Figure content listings

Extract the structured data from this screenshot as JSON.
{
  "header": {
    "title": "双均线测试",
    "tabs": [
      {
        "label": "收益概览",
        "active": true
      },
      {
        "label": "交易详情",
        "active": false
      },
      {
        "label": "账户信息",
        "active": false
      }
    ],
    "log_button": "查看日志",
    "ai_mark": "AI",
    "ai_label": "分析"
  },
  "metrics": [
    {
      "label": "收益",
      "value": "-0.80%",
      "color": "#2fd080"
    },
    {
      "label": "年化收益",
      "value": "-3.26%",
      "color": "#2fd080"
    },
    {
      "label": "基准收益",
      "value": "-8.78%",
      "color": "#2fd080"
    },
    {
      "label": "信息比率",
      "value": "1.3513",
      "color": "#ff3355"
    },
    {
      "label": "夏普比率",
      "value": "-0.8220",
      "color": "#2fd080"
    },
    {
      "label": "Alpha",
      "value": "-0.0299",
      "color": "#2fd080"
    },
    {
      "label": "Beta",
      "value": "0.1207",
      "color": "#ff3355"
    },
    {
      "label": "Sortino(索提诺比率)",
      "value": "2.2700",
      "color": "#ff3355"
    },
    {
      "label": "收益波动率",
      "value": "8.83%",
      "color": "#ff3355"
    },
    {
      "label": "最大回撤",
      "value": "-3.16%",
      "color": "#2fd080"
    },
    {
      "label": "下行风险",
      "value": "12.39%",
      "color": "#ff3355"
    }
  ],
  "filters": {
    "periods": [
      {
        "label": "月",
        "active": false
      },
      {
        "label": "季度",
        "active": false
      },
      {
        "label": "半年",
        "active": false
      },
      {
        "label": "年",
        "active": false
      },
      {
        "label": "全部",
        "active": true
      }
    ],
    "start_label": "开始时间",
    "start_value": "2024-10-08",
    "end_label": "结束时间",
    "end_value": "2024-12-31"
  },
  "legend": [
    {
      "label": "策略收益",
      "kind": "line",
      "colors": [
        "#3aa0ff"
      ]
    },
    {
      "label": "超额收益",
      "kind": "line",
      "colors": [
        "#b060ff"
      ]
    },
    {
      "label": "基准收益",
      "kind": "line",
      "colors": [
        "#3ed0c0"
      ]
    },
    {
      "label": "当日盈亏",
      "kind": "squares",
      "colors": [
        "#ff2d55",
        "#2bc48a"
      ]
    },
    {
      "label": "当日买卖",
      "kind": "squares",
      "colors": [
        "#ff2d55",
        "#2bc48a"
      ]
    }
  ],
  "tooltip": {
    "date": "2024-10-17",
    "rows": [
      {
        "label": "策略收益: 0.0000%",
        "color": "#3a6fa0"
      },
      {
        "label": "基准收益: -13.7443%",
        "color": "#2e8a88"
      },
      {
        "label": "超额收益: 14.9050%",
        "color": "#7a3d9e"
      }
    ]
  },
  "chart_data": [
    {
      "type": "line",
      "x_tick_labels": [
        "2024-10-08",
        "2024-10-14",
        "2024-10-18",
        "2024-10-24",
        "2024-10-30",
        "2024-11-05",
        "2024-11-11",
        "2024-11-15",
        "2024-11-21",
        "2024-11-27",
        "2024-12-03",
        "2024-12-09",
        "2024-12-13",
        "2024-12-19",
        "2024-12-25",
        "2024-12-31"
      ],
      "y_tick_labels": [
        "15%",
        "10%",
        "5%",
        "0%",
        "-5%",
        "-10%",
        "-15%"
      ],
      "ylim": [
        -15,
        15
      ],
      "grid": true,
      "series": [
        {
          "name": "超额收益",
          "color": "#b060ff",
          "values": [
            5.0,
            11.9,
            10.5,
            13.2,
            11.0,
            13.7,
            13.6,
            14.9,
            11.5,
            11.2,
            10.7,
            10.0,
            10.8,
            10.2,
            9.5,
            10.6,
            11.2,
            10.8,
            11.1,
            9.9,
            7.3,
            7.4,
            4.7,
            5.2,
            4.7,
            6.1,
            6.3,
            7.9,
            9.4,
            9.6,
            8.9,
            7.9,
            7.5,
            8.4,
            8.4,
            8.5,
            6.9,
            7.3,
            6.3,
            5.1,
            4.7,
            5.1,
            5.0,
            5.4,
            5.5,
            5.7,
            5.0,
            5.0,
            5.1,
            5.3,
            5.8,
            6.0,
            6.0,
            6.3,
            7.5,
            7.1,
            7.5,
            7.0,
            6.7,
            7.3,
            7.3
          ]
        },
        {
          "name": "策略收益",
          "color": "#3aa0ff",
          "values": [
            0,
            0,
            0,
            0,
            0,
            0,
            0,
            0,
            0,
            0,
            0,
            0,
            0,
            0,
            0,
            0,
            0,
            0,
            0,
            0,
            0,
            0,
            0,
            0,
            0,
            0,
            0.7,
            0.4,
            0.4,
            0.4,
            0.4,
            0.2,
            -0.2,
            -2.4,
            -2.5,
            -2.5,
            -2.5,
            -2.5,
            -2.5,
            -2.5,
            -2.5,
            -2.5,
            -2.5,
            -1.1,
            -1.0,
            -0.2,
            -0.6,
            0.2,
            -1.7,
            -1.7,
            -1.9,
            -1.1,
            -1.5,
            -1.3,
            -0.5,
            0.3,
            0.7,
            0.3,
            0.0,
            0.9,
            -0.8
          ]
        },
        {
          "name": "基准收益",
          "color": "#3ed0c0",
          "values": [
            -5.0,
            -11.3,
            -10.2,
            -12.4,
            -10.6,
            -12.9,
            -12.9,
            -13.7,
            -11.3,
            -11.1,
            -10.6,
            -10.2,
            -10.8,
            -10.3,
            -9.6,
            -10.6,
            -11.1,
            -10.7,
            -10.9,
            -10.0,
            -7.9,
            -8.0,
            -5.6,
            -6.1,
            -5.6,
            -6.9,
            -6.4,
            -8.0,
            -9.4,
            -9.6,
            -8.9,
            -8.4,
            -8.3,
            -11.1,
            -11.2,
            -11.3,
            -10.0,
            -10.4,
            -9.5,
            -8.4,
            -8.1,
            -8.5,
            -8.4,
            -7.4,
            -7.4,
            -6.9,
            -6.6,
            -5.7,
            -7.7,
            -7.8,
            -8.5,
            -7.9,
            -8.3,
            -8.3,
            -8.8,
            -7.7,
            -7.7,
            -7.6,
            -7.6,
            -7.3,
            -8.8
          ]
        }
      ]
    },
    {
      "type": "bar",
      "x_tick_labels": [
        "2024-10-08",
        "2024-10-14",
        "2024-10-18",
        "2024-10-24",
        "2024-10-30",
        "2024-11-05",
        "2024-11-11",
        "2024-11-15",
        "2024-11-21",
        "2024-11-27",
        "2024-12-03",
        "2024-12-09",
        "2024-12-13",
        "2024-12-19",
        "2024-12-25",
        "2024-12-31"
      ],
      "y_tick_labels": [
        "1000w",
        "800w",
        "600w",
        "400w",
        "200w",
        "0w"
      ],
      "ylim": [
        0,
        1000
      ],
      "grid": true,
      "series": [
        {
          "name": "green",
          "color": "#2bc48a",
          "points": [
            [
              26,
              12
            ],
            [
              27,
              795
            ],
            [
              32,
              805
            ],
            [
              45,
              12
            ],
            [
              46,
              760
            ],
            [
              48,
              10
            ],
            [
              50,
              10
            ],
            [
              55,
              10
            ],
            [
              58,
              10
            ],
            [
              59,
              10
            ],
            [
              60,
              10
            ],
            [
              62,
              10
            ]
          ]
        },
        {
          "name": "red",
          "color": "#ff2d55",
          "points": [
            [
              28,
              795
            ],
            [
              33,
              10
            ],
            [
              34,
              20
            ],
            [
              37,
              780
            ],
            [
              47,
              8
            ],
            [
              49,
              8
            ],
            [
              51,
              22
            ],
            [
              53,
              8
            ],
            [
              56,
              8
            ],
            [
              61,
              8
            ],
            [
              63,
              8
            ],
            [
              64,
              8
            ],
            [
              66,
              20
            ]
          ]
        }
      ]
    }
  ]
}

§ Instruction
Transcribe the material above word for word.

§ Response below
Extract the structured data from this screenshot as JSON.
{
  "header": {
    "title": "双均线测试",
    "tabs": [
      {
        "label": "收益概览",
        "active": true
      },
      {
        "label": "交易详情",
        "active": false
      },
      {
        "label": "账户信息",
        "active": false
      }
    ],
    "log_button": "查看日志",
    "ai_mark": "AI",
    "ai_label": "分析"
  },
  "metrics": [
    {
      "label": "收益",
      "value": "-0.80%",
      "color": "#2fd080"
    },
    {
      "label": "年化收益",
      "value": "-3.26%",
      "color": "#2fd080"
    },
    {
      "label": "基准收益",
      "value": "-8.78%",
      "color": "#2fd080"
    },
    {
      "label": "信息比率",
      "value": "1.3513",
      "color": "#ff3355"
    },
    {
      "label": "夏普比率",
      "value": "-0.8220",
      "color": "#2fd080"
    },
    {
      "label": "Alpha",
      "value": "-0.0299",
      "color": "#2fd080"
    },
    {
      "label": "Beta",
      "value": "0.1207",
      "color": "#ff3355"
    },
    {
      "label": "Sortino(索提诺比率)",
      "value": "2.2700",
      "color": "#ff3355"
    },
    {
      "label": "收益波动率",
      "value": "8.83%",
      "color": "#ff3355"
    },
    {
      "label": "最大回撤",
      "value": "-3.16%",
      "color": "#2fd080"
    },
    {
      "label": "下行风险",
      "value": "12.39%",
      "color": "#ff3355"
    }
  ],
  "filters": {
    "periods": [
      {
        "label": "月",
        "active": false
      },
      {
        "label": "季度",
        "active": false
      },
      {
        "label": "半年",
        "active": false
      },
      {
        "label": "年",
        "active": false
      },
      {
        "label": "全部",
        "active": true
      }
    ],
    "start_label": "开始时间",
    "start_value": "2024-10-08",
    "end_label": "结束时间",
    "end_value": "2024-12-31"
  },
  "legend": [
    {
      "label": "策略收益",
      "kind": "line",
      "colors": [
        "#3aa0ff"
      ]
    },
    {
      "label": "超额收益",
      "kind": "line",
      "colors": [
        "#b060ff"
      ]
    },
    {
      "label": "基准收益",
      "kind": "line",
      "colors": [
        "#3ed0c0"
      ]
    },
    {
      "label": "当日盈亏",
      "kind": "squares",
      "colors": [
        "#ff2d55",
        "#2bc48a"
      ]
    },
    {
      "label": "当日买卖",
      "kind": "squares",
      "colors": [
        "#ff2d55",
        "#2bc48a"
      ]
    }
  ],
  "tooltip": {
    "date": "2024-10-17",
    "rows": [
      {
        "label": "策略收益: 0.0000%",
        "color": "#3a6fa0"
      },
      {
        "label": "基准收益: -13.7443%",
        "color": "#2e8a88"
      },
      {
        "label": "超额收益: 14.9050%",
        "color": "#7a3d9e"
      }
    ]
  },
  "chart_data": [
    {
      "type": "line",
      "x_tick_labels": [
        "2024-10-08",
        "2024-10-14",
        "2024-10-18",
        "2024-10-24",
        "2024-10-30",
        "2024-11-05",
        "2024-11-11",
        "2024-11-15",
        "2024-11-21",
        "2024-11-27",
        "2024-12-03",
        "2024-12-09",
        "2024-12-13",
        "2024-12-19",
        "2024-12-25",
        "2024-12-31"
      ],
      "y_tick_labels": [
        "15%",
        "10%",
        "5%",
        "0%",
        "-5%",
        "-10%",
        "-15%"
      ],
      "ylim": [
        -15,
        15
      ],
      "grid": true,
      "series": [
        {
          "name": "超额收益",
          "color": "#b060ff",
          "values": [
            5.0,
            11.9,
            10.5,
            13.2,
            11.0,
            13.7,
            13.6,
            14.9,
            11.5,
            11.2,
            10.7,
            10.0,
            10.8,
            10.2,
            9.5,
            10.6,
            11.2,
            10.8,
            11.1,
            9.9,
            7.3,
            7.4,
            4.7,
            5.2,
            4.7,
            6.1,
            6.3,
            7.9,
            9.4,
            9.6,
            8.9,
            7.9,
            7.5,
            8.4,
            8.4,
            8.5,
            6.9,
            7.3,
            6.3,
            5.1,
            4.7,
            5.1,
            5.0,
            5.4,
            5.5,
            5.7,
            5.0,
            5.0,
            5.1,
            5.3,
            5.8,
            6.0,
            6.0,
            6.3,
            7.5,
            7.1,
            7.5,
            7.0,
            6.7,
            7.3,
            7.3
          ]
        },
        {
          "name": "策略收益",
          "color": "#3aa0ff",
          "values": [
            0,
            0,
            0,
            0,
            0,
            0,
            0,
            0,
            0,
            0,
            0,
            0,
            0,
            0,
            0,
            0,
            0,
            0,
            0,
            0,
            0,
            0,
            0,
            0,
            0,
            0,
            0.7,
            0.4,
            0.4,
            0.4,
            0.4,
            0.2,
            -0.2,
            -2.4,
            -2.5,
            -2.5,
            -2.5,
            -2.5,
            -2.5,
            -2.5,
            -2.5,
            -2.5,
            -2.5,
            -1.1,
            -1.0,
            -0.2,
            -0.6,
            0.2,
            -1.7,
            -1.7,
            -1.9,
            -1.1,
            -1.5,
            -1.3,
            -0.5,
            0.3,
            0.7,
            0.3,
            0.0,
            0.9,
            -0.8
          ]
        },
        {
          "name": "基准收益",
          "color": "#3ed0c0",
          "values": [
            -5.0,
            -11.3,
            -10.2,
            -12.4,
            -10.6,
            -12.9,
            -12.9,
            -13.7,
            -11.3,
            -11.1,
            -10.6,
            -10.2,
            -10.8,
            -10.3,
            -9.6,
            -10.6,
            -11.1,
            -10.7,
            -10.9,
            -10.0,
            -7.9,
            -8.0,
            -5.6,
            -6.1,
            -5.6,
            -6.9,
            -6.4,
            -8.0,
            -9.4,
            -9.6,
            -8.9,
            -8.4,
            -8.3,
            -11.1,
            -11.2,
            -11.3,
            -10.0,
            -10.4,
            -9.5,
            -8.4,
            -8.1,
            -8.5,
            -8.4,
            -7.4,
            -7.4,
            -6.9,
            -6.6,
            -5.7,
            -7.7,
            -7.8,
            -8.5,
            -7.9,
            -8.3,
            -8.3,
            -8.8,
            -7.7,
            -7.7,
            -7.6,
            -7.6,
            -7.3,
            -8.8
          ]
        }
      ]
    },
    {
      "type": "bar",
      "x_tick_labels": [
        "2024-10-08",
        "2024-10-14",
        "2024-10-18",
        "2024-10-24",
        "2024-10-30",
        "2024-11-05",
        "2024-11-11",
        "2024-11-15",
        "2024-11-21",
        "2024-11-27",
        "2024-12-03",
        "2024-12-09",
        "2024-12-13",
        "2024-12-19",
        "2024-12-25",
        "2024-12-31"
      ],
      "y_tick_labels": [
        "1000w",
        "800w",
        "600w",
        "400w",
        "200w",
        "0w"
      ],
      "ylim": [
        0,
        1000
      ],
      "grid": true,
      "series": [
        {
          "name": "green",
          "color": "#2bc48a",
          "points": [
            [
              26,
              12
            ],
            [
              27,
              795
            ],
            [
              32,
              805
            ],
            [
              45,
              12
            ],
            [
              46,
              760
            ],
            [
              48,
              10
            ],
            [
              50,
              10
            ],
            [
              55,
              10
            ],
            [
              58,
              10
            ],
            [
              59,
              10
            ],
            [
              60,
              10
            ],
            [
              62,
              10
            ]
          ]
        },
        {
          "name": "red",
          "color": "#ff2d55",
          "points": [
            [
              28,
              795
            ],
            [
              33,
              10
            ],
            [
              34,
              20
            ],
            [
              37,
              780
            ],
            [
              47,
              8
            ],
            [
              49,
              8
            ],
            [
              51,
              22
            ],
            [
              53,
              8
            ],
            [
              56,
              8
            ],
            [
              61,
              8
            ],
            [
              63,
              8
            ],
            [
              64,
              8
            ],
            [
              66,
              20
            ]
          ]
        }
      ]
    }
  ]
}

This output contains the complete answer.